◆ **What you have to do**: Records follow. Copy every line with "signature".
── Supplied data
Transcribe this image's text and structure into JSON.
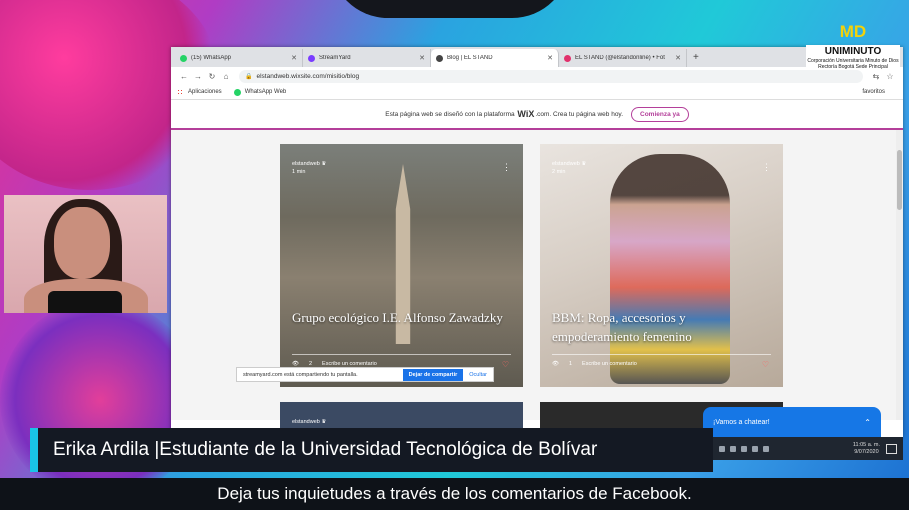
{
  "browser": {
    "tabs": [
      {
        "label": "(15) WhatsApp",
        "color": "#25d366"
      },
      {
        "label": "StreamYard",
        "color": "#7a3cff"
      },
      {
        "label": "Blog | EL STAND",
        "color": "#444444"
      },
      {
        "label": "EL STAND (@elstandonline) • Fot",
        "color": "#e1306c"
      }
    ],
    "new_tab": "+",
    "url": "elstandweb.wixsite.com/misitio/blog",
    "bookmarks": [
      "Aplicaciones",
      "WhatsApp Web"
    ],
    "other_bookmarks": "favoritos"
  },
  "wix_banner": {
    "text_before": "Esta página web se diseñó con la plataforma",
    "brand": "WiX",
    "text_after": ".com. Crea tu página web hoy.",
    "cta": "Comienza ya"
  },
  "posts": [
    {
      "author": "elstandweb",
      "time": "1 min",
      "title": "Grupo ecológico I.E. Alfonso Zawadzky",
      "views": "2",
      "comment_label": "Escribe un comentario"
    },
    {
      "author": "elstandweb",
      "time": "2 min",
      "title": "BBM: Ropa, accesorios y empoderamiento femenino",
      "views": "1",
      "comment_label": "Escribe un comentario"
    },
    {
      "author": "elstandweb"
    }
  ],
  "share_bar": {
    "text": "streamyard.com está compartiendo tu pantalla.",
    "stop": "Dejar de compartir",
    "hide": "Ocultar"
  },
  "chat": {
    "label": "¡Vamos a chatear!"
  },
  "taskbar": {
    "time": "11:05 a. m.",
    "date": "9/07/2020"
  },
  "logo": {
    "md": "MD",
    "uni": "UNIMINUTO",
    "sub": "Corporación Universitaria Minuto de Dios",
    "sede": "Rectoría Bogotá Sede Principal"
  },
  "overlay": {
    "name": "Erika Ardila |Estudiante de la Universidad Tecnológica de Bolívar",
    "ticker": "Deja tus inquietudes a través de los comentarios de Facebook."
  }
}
────
── Supplied data
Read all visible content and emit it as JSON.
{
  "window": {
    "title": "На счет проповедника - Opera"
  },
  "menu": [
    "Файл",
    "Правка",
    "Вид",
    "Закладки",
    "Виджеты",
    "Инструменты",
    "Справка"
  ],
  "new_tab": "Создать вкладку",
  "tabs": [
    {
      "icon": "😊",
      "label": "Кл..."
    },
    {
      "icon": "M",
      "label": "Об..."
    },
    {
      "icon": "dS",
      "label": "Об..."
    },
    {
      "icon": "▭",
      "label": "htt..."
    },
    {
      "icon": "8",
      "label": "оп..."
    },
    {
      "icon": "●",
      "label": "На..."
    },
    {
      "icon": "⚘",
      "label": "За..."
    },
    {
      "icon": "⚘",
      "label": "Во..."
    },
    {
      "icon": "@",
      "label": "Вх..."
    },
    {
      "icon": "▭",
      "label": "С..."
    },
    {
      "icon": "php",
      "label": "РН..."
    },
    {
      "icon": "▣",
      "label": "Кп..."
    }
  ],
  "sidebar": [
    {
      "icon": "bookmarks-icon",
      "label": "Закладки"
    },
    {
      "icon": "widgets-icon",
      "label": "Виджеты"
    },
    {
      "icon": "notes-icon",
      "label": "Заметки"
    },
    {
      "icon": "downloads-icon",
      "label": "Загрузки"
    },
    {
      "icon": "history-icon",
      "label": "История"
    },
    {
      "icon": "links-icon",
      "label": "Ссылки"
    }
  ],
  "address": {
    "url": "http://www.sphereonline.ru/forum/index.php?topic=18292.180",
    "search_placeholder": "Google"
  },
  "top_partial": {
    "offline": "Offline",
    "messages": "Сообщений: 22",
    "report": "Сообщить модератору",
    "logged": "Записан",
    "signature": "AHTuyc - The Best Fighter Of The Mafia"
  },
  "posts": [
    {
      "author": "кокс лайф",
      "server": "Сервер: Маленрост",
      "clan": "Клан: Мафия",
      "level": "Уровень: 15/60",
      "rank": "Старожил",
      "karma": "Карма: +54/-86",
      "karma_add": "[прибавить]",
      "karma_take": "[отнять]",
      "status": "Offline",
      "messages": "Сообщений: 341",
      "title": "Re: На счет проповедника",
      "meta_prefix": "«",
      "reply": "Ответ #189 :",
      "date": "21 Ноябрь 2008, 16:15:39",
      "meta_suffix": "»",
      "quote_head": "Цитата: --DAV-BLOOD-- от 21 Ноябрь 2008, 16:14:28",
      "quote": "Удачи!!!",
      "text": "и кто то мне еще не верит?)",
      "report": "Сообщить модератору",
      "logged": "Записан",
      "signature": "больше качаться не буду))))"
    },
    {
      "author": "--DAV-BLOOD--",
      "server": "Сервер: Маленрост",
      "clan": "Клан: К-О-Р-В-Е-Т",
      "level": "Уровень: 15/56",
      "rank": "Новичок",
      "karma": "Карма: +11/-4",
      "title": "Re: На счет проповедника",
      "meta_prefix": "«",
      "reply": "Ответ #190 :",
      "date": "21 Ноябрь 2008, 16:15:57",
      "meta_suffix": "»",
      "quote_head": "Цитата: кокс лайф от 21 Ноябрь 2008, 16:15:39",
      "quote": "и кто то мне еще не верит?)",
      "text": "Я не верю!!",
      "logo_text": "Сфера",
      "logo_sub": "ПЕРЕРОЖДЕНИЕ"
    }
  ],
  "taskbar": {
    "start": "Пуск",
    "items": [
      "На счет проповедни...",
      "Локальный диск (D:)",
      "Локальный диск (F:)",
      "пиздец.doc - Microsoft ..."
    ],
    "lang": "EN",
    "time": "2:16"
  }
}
────
◆ **The reply**:
    "signature": "AHTuyc - The Best Fighter Of The Mafia"
      "signature": "больше качаться не буду))))"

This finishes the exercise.